## Raw records
• • •

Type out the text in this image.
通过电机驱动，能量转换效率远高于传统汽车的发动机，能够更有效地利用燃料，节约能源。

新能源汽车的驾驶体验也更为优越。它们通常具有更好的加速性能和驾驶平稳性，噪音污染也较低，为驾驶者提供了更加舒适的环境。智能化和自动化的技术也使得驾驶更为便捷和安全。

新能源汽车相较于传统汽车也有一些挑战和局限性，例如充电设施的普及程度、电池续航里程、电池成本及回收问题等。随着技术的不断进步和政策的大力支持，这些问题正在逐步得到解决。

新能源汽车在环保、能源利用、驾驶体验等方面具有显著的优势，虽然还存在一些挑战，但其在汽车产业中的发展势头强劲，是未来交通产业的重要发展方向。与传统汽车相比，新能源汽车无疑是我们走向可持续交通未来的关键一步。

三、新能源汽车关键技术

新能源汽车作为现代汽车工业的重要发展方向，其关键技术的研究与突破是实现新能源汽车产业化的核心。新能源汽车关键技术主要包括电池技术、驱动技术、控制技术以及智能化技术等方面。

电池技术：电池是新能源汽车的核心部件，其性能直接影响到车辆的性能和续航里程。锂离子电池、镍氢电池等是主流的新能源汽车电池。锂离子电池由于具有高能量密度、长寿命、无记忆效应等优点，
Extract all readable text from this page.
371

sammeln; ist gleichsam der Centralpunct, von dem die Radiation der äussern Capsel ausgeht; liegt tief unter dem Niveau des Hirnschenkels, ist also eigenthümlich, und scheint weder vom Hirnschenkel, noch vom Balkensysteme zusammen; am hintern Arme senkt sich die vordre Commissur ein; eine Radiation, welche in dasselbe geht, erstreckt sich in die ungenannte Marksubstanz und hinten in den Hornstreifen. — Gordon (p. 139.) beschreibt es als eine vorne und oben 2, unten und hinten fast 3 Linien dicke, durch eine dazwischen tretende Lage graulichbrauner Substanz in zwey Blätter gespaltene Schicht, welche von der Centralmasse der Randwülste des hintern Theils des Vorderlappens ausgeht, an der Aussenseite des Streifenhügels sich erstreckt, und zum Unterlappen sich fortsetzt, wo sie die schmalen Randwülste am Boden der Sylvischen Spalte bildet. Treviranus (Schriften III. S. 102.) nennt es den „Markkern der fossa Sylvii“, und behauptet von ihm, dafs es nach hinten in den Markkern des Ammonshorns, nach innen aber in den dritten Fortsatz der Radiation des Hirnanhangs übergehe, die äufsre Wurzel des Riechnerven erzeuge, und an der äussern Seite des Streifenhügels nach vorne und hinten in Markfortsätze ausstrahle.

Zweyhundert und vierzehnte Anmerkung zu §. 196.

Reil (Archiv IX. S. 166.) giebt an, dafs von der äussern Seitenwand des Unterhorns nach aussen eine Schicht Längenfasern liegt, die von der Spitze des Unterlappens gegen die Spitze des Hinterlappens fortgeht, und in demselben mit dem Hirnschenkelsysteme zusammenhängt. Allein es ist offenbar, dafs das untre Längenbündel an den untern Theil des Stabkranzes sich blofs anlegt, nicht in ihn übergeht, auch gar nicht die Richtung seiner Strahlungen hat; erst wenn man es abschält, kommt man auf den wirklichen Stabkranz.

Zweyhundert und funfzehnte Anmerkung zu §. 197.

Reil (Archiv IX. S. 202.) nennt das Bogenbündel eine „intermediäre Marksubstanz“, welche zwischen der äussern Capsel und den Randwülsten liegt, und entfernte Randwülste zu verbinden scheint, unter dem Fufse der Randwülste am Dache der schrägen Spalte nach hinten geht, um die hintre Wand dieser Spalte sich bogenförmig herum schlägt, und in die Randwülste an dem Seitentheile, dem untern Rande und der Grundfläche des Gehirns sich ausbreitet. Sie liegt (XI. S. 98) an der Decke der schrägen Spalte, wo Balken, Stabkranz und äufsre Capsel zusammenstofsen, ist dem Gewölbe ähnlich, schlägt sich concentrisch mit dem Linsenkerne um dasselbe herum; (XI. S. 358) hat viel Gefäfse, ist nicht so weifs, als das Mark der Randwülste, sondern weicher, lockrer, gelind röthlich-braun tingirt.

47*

• • •

## TASK TO CARRY OUT
Without leaving anything out, quote all the data.

## SOLUTION FOR THIS EXERCISE
Type out the text in this image.
通过电机驱动，能量转换效率远高于传统汽车的发动机，能够更有效地利用燃料，节约能源。

新能源汽车的驾驶体验也更为优越。它们通常具有更好的加速性能和驾驶平稳性，噪音污染也较低，为驾驶者提供了更加舒适的环境。智能化和自动化的技术也使得驾驶更为便捷和安全。

新能源汽车相较于传统汽车也有一些挑战和局限性，例如充电设施的普及程度、电池续航里程、电池成本及回收问题等。随着技术的不断进步和政策的大力支持，这些问题正在逐步得到解决。

新能源汽车在环保、能源利用、驾驶体验等方面具有显著的优势，虽然还存在一些挑战，但其在汽车产业中的发展势头强劲，是未来交通产业的重要发展方向。与传统汽车相比，新能源汽车无疑是我们走向可持续交通未来的关键一步。

三、新能源汽车关键技术

新能源汽车作为现代汽车工业的重要发展方向，其关键技术的研究与突破是实现新能源汽车产业化的核心。新能源汽车关键技术主要包括电池技术、驱动技术、控制技术以及智能化技术等方面。

电池技术：电池是新能源汽车的核心部件，其性能直接影响到车辆的性能和续航里程。锂离子电池、镍氢电池等是主流的新能源汽车电池。锂离子电池由于具有高能量密度、长寿命、无记忆效应等优点，
Extract all readable text from this page.
371

sammeln; ist gleichsam der Centralpunct, von dem die Radiation der äussern Capsel ausgeht; liegt tief unter dem Niveau des Hirnschenkels, ist also eigenthümlich, und scheint weder vom Hirnschenkel, noch vom Balkensysteme zusammen; am hintern Arme senkt sich die vordre Commissur ein; eine Radiation, welche in dasselbe geht, erstreckt sich in die ungenannte Marksubstanz und hinten in den Hornstreifen. — Gordon (p. 139.) beschreibt es als eine vorne und oben 2, unten und hinten fast 3 Linien dicke, durch eine dazwischen tretende Lage graulichbrauner Substanz in zwey Blätter gespaltene Schicht, welche von der Centralmasse der Randwülste des hintern Theils des Vorderlappens ausgeht, an der Aussenseite des Streifenhügels sich erstreckt, und zum Unterlappen sich fortsetzt, wo sie die schmalen Randwülste am Boden der Sylvischen Spalte bildet. Treviranus (Schriften III. S. 102.) nennt es den „Markkern der fossa Sylvii“, und behauptet von ihm, dafs es nach hinten in den Markkern des Ammonshorns, nach innen aber in den dritten Fortsatz der Radiation des Hirnanhangs übergehe, die äufsre Wurzel des Riechnerven erzeuge, und an der äussern Seite des Streifenhügels nach vorne und hinten in Markfortsätze ausstrahle.

Zweyhundert und vierzehnte Anmerkung zu §. 196.

Reil (Archiv IX. S. 166.) giebt an, dafs von der äussern Seitenwand des Unterhorns nach aussen eine Schicht Längenfasern liegt, die von der Spitze des Unterlappens gegen die Spitze des Hinterlappens fortgeht, und in demselben mit dem Hirnschenkelsysteme zusammenhängt. Allein es ist offenbar, dafs das untre Längenbündel an den untern Theil des Stabkranzes sich blofs anlegt, nicht in ihn übergeht, auch gar nicht die Richtung seiner Strahlungen hat; erst wenn man es abschält, kommt man auf den wirklichen Stabkranz.

Zweyhundert und funfzehnte Anmerkung zu §. 197.

Reil (Archiv IX. S. 202.) nennt das Bogenbündel eine „intermediäre Marksubstanz“, welche zwischen der äussern Capsel und den Randwülsten liegt, und entfernte Randwülste zu verbinden scheint, unter dem Fufse der Randwülste am Dache der schrägen Spalte nach hinten geht, um die hintre Wand dieser Spalte sich bogenförmig herum schlägt, und in die Randwülste an dem Seitentheile, dem untern Rande und der Grundfläche des Gehirns sich ausbreitet. Sie liegt (XI. S. 98) an der Decke der schrägen Spalte, wo Balken, Stabkranz und äufsre Capsel zusammenstofsen, ist dem Gewölbe ähnlich, schlägt sich concentrisch mit dem Linsenkerne um dasselbe herum; (XI. S. 358) hat viel Gefäfse, ist nicht so weifs, als das Mark der Randwülste, sondern weicher, lockrer, gelind röthlich-braun tingirt.

47*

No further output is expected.